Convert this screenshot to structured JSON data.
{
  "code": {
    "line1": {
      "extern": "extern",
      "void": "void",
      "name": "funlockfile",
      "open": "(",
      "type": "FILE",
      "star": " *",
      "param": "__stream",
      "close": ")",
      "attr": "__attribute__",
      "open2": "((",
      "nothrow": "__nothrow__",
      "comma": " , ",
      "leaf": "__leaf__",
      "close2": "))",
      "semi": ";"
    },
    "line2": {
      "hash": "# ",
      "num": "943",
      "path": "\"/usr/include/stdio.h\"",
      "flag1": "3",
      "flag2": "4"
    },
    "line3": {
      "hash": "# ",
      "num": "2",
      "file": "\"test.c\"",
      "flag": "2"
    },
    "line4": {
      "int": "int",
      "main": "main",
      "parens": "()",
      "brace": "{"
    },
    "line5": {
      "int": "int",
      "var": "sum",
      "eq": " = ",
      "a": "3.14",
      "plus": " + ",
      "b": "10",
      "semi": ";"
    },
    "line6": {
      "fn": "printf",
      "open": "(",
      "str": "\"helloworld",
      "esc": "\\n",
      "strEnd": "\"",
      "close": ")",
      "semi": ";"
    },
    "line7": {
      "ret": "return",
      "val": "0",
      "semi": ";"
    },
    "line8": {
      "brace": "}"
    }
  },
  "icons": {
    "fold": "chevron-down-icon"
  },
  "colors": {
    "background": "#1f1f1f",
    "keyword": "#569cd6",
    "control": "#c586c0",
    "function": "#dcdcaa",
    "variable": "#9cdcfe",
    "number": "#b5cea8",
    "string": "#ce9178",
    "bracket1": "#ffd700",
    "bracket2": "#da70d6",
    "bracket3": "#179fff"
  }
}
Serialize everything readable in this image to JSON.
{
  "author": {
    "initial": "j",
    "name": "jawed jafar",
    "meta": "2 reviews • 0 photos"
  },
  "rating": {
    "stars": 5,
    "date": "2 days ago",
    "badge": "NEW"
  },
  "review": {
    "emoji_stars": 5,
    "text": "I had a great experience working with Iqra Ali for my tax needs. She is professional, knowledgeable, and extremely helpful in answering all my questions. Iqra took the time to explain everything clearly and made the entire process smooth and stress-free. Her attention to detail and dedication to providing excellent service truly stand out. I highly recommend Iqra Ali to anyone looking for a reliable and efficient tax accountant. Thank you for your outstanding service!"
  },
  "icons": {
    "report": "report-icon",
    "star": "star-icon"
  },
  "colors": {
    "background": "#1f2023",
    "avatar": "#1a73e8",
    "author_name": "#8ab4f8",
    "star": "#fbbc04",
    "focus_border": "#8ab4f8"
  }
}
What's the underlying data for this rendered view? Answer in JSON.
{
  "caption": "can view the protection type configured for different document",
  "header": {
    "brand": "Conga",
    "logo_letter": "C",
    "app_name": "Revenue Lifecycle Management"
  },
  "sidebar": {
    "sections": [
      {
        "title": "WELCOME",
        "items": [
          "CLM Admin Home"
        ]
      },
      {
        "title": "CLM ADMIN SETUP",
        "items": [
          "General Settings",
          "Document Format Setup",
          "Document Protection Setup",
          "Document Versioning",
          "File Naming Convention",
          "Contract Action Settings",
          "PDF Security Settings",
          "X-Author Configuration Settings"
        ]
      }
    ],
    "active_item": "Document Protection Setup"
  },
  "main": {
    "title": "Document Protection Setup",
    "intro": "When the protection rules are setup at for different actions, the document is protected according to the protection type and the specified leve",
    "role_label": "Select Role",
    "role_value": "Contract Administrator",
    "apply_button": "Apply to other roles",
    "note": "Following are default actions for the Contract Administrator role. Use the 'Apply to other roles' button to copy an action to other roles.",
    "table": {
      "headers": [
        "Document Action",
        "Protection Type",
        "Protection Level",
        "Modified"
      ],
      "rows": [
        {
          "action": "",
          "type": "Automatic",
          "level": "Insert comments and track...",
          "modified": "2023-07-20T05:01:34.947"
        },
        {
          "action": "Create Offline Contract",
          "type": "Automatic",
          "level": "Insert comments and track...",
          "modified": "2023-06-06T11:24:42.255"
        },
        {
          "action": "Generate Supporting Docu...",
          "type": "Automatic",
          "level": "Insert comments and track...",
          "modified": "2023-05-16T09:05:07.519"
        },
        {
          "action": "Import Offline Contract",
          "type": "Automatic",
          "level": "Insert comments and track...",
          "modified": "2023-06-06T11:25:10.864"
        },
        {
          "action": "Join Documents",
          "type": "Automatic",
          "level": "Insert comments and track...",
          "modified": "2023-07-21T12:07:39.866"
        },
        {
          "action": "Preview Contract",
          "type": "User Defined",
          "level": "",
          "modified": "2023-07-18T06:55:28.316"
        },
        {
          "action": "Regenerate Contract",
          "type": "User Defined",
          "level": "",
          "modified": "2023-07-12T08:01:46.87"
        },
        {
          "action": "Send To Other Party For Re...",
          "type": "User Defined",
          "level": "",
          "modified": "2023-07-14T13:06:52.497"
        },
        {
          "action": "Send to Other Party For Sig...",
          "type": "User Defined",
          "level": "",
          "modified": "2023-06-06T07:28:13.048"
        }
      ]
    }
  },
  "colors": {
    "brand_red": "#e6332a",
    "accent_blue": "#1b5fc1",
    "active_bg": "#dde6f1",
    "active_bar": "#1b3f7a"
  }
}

*-*-*

Of all the lines above, how many contain "title"? Give the number and nothing more.

*FINISHED TASK*.
3